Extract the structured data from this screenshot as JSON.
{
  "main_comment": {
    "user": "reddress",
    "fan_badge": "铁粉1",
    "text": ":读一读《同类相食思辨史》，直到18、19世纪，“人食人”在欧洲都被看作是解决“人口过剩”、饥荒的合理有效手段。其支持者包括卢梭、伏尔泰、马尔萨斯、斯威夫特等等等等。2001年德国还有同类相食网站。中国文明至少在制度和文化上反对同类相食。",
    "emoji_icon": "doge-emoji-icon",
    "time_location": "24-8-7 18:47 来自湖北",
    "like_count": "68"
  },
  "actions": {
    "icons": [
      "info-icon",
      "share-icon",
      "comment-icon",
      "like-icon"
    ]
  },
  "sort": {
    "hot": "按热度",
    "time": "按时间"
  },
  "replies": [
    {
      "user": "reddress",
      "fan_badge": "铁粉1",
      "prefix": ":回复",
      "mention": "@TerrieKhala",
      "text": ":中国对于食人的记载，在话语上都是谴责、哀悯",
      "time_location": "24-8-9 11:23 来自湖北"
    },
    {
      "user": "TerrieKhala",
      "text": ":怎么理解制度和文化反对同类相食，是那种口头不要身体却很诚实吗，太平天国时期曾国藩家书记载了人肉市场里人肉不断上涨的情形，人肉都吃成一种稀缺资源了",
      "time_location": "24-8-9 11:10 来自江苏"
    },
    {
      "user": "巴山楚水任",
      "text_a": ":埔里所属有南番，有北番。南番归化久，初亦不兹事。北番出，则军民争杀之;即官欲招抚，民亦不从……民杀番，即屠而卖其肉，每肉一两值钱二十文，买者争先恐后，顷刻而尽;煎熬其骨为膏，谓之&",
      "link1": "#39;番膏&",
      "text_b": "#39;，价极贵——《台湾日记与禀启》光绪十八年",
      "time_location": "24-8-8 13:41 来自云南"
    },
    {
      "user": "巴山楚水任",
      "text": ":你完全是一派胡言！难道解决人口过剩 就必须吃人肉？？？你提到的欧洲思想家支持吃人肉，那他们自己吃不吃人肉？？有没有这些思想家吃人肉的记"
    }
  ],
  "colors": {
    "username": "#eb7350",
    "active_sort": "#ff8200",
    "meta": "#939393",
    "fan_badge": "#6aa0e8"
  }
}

################

# TASK TO CARRY OUT
Restate every entry word for word.

# EXERCISE SOLUTION
Extract the structured data from this screenshot as JSON.
{
  "main_comment": {
    "user": "reddress",
    "fan_badge": "铁粉1",
    "text": ":读一读《同类相食思辨史》，直到18、19世纪，“人食人”在欧洲都被看作是解决“人口过剩”、饥荒的合理有效手段。其支持者包括卢梭、伏尔泰、马尔萨斯、斯威夫特等等等等。2001年德国还有同类相食网站。中国文明至少在制度和文化上反对同类相食。",
    "emoji_icon": "doge-emoji-icon",
    "time_location": "24-8-7 18:47 来自湖北",
    "like_count": "68"
  },
  "actions": {
    "icons": [
      "info-icon",
      "share-icon",
      "comment-icon",
      "like-icon"
    ]
  },
  "sort": {
    "hot": "按热度",
    "time": "按时间"
  },
  "replies": [
    {
      "user": "reddress",
      "fan_badge": "铁粉1",
      "prefix": ":回复",
      "mention": "@TerrieKhala",
      "text": ":中国对于食人的记载，在话语上都是谴责、哀悯",
      "time_location": "24-8-9 11:23 来自湖北"
    },
    {
      "user": "TerrieKhala",
      "text": ":怎么理解制度和文化反对同类相食，是那种口头不要身体却很诚实吗，太平天国时期曾国藩家书记载了人肉市场里人肉不断上涨的情形，人肉都吃成一种稀缺资源了",
      "time_location": "24-8-9 11:10 来自江苏"
    },
    {
      "user": "巴山楚水任",
      "text_a": ":埔里所属有南番，有北番。南番归化久，初亦不兹事。北番出，则军民争杀之;即官欲招抚，民亦不从……民杀番，即屠而卖其肉，每肉一两值钱二十文，买者争先恐后，顷刻而尽;煎熬其骨为膏，谓之&",
      "link1": "#39;番膏&",
      "text_b": "#39;，价极贵——《台湾日记与禀启》光绪十八年",
      "time_location": "24-8-8 13:41 来自云南"
    },
    {
      "user": "巴山楚水任",
      "text": ":你完全是一派胡言！难道解决人口过剩 就必须吃人肉？？？你提到的欧洲思想家支持吃人肉，那他们自己吃不吃人肉？？有没有这些思想家吃人肉的记"
    }
  ],
  "colors": {
    "username": "#eb7350",
    "active_sort": "#ff8200",
    "meta": "#939393",
    "fan_badge": "#6aa0e8"
  }
}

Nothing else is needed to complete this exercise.